**Raw records:**
— BEGIN —
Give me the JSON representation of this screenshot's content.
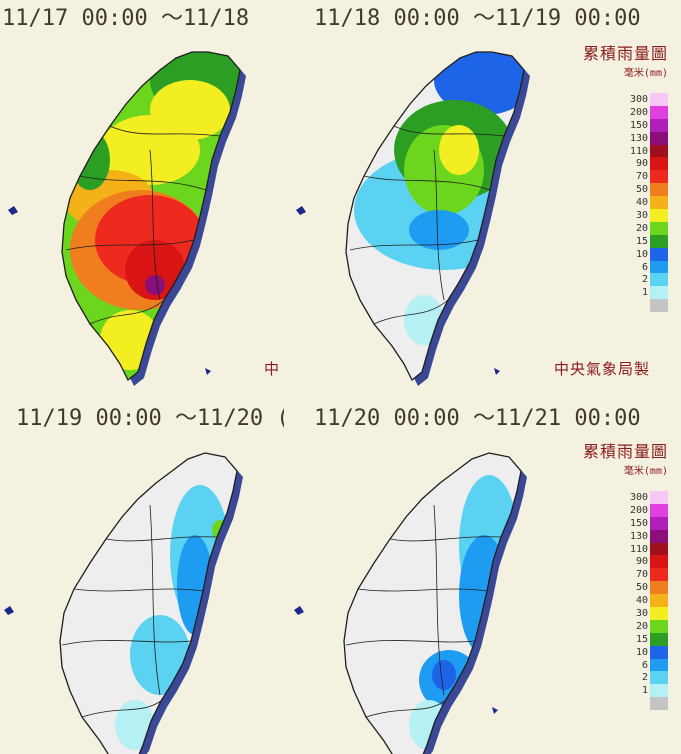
{
  "panels": [
    {
      "title": "11/17 00:00 ～11/18",
      "producer": "中"
    },
    {
      "title": "11/18 00:00 ～11/19 00:00",
      "producer": "中央氣象局製"
    },
    {
      "title": "11/19 00:00 ～11/20 (",
      "producer": ""
    },
    {
      "title": "11/20 00:00 ～11/21 00:00",
      "producer": ""
    }
  ],
  "legend": {
    "title": "累積雨量圖",
    "unit": "毫米(mm)",
    "levels": [
      {
        "label": "300",
        "color": "#f7c7f5"
      },
      {
        "label": "200",
        "color": "#e040e0"
      },
      {
        "label": "150",
        "color": "#b020b8"
      },
      {
        "label": "130",
        "color": "#8a0f78"
      },
      {
        "label": "110",
        "color": "#a00f1e"
      },
      {
        "label": "90",
        "color": "#d81414"
      },
      {
        "label": "70",
        "color": "#ee2a1e"
      },
      {
        "label": "50",
        "color": "#f07d1e"
      },
      {
        "label": "40",
        "color": "#f4b118"
      },
      {
        "label": "30",
        "color": "#f2ee22"
      },
      {
        "label": "20",
        "color": "#6cd61e"
      },
      {
        "label": "15",
        "color": "#2c9e24"
      },
      {
        "label": "10",
        "color": "#1e64e6"
      },
      {
        "label": "6",
        "color": "#1e9cf2"
      },
      {
        "label": "2",
        "color": "#5cd2f2"
      },
      {
        "label": "1",
        "color": "#b4f0f4"
      },
      {
        "label": "",
        "color": "#c4c4c4"
      }
    ]
  },
  "colors": {
    "background": "#f5f1e0",
    "no_rain": "#eeeeee",
    "border": "#1e1e1e",
    "shadow": "#1a2a88"
  }
}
— END —
**What the task requires:** From the data above, show each line that contains "producer".

**Final result:**
      "producer": "中"
      "producer": "中央氣象局製"
      "producer": ""
      "producer": ""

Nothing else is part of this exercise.